BEGIN RECORDS PROVIDED

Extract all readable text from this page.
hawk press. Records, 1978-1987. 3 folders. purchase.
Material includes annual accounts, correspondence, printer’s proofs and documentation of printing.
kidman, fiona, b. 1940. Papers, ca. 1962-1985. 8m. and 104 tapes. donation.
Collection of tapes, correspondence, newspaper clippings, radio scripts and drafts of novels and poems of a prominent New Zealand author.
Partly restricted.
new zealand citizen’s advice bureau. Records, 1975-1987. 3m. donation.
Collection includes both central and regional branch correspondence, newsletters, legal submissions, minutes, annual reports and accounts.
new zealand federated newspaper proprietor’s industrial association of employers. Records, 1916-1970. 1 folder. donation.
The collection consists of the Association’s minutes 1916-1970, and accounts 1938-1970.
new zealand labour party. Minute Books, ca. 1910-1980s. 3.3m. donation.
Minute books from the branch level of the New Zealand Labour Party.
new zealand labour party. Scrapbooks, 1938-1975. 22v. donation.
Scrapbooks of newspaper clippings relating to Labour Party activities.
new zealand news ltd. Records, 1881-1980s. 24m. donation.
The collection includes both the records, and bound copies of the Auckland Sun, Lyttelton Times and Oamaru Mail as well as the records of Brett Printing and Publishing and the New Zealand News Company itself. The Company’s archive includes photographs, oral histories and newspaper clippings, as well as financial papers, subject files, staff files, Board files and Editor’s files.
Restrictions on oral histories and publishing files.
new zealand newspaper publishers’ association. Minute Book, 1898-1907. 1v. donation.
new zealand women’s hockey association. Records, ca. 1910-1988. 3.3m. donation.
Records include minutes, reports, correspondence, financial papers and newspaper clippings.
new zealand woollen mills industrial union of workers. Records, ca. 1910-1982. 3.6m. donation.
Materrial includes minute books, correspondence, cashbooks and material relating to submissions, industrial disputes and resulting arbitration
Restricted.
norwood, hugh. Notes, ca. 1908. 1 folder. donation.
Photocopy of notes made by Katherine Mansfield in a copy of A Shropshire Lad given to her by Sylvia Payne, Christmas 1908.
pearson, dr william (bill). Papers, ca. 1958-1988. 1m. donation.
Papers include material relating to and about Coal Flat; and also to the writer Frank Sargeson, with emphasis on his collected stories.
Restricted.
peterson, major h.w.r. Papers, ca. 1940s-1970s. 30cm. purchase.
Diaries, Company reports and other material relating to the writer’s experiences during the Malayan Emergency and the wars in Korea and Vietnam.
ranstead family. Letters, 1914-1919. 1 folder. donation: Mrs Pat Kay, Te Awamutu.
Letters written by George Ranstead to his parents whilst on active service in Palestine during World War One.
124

END RECORDS PROVIDED

→ **THE EXERCISE**
Provide the number of lines containing the string "minutes", with no other output.

→ **RESPONSE FOR THIS EXERCISE**
3